## Given request
Lift every line from the entries that includes the word "жизни".

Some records

╭──

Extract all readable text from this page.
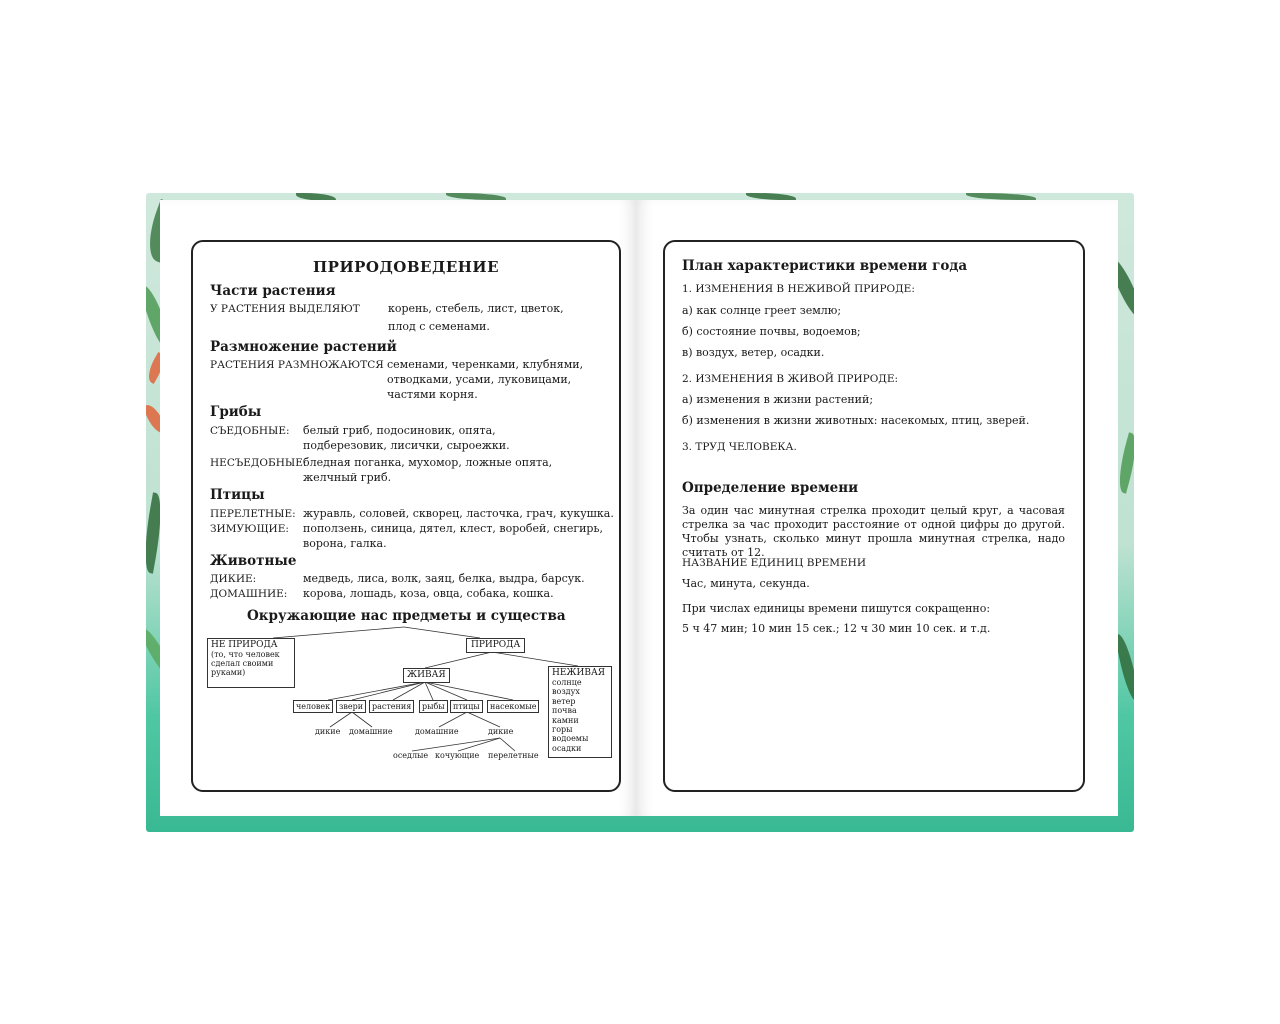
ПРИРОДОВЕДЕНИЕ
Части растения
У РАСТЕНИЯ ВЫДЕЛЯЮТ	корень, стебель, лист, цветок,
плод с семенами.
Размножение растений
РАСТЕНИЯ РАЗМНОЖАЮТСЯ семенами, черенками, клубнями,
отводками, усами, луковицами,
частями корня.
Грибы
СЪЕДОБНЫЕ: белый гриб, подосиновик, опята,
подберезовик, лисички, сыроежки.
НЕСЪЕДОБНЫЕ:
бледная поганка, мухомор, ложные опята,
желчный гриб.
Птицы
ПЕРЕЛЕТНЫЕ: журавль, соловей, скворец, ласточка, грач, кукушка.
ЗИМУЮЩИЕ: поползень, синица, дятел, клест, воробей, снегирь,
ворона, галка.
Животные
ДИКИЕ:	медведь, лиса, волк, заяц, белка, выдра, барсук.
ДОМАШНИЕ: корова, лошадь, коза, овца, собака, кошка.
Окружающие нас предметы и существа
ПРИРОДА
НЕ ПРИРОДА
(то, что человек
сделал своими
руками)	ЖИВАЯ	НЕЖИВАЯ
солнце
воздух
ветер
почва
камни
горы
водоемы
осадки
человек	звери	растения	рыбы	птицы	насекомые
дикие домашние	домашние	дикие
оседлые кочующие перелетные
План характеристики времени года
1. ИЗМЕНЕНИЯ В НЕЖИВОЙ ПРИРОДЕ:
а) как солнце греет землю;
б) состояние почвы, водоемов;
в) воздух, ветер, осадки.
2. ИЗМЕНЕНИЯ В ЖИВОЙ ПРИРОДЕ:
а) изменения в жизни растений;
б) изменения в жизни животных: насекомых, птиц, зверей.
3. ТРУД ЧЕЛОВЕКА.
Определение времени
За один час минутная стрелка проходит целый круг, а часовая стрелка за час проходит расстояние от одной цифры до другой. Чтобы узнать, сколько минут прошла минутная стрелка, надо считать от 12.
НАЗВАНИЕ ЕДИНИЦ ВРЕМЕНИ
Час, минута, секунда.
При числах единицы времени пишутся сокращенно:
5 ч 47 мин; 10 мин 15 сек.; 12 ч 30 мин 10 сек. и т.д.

╰──

## Finished exercise
а) изменения в жизни растений;
б) изменения в жизни животных: насекомых, птиц, зверей.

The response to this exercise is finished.